Start of EXTRACTED ENTRIES

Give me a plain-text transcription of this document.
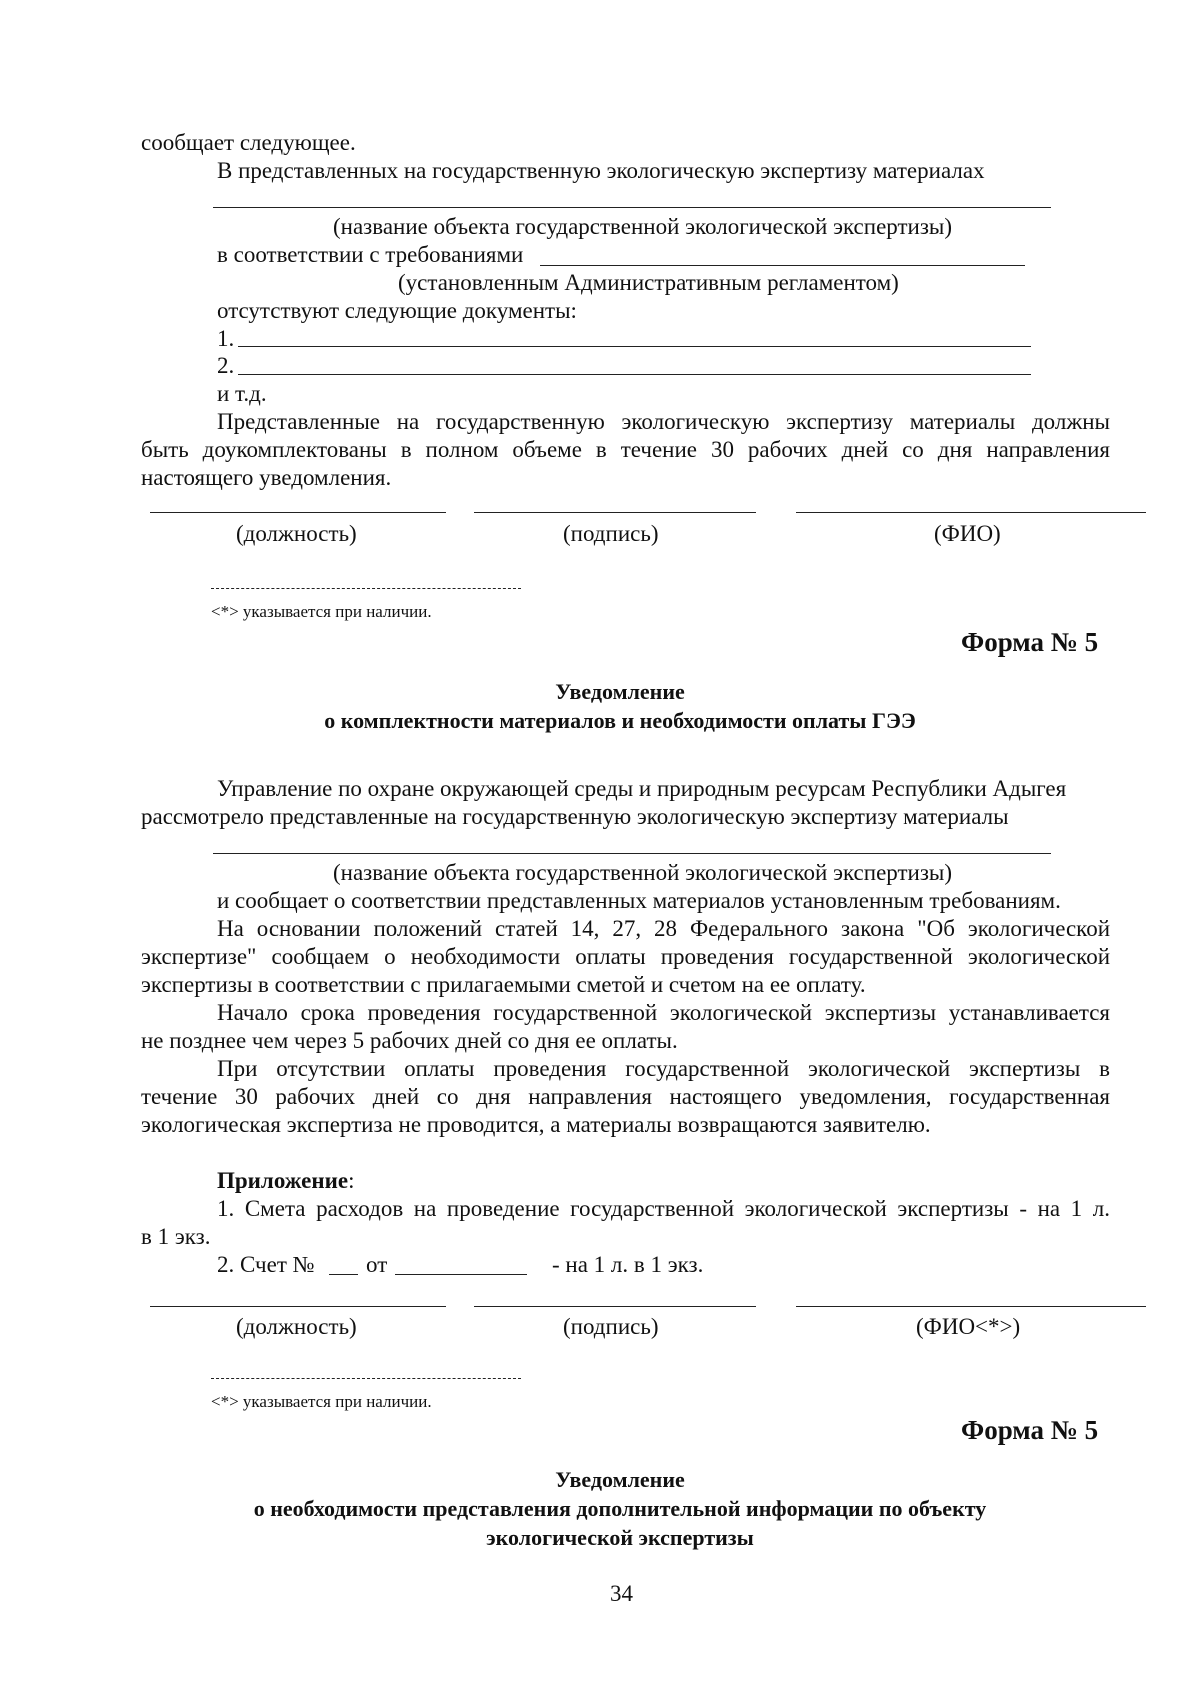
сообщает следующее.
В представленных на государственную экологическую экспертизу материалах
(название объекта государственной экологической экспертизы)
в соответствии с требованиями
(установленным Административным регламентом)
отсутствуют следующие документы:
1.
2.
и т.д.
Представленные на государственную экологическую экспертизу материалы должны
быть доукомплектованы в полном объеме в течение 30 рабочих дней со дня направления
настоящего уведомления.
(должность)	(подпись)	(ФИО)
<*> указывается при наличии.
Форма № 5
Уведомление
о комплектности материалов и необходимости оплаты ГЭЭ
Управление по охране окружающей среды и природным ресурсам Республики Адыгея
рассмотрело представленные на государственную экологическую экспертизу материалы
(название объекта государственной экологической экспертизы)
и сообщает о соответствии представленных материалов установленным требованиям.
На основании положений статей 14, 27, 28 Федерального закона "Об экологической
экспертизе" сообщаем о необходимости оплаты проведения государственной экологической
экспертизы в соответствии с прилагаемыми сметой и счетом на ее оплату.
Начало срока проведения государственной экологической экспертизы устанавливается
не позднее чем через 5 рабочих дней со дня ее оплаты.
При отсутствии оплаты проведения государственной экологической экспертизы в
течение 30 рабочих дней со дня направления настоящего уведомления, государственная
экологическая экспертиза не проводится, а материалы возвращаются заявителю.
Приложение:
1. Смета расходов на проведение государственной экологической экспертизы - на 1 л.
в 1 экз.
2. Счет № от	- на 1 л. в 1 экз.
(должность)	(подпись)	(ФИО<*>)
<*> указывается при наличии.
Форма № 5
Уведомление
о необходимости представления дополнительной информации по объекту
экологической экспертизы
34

End of EXTRACTED ENTRIES
Start of EXTRACTED ENTRIES

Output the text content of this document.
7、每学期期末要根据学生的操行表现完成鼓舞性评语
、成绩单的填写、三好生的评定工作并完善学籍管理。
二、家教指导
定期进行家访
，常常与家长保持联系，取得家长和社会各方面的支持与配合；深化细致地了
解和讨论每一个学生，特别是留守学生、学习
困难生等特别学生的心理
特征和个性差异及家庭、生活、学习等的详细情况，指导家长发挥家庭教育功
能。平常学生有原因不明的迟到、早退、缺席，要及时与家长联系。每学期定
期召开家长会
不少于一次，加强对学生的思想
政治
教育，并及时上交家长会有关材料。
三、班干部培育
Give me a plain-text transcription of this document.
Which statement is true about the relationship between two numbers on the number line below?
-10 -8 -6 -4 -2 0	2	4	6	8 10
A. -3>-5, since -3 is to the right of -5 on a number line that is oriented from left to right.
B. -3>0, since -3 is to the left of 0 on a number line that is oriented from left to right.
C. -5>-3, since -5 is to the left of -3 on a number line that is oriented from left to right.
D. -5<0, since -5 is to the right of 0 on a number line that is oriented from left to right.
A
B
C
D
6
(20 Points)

End of EXTRACTED ENTRIES

**WHAT YOU ARE ASKED TO DO**
Search the lines for "подпись". Copy each line that has it.

**SOLUTION TO THE EXERCISE**
(должность)	(подпись)	(ФИО)
(должность)	(подпись)	(ФИО<*>)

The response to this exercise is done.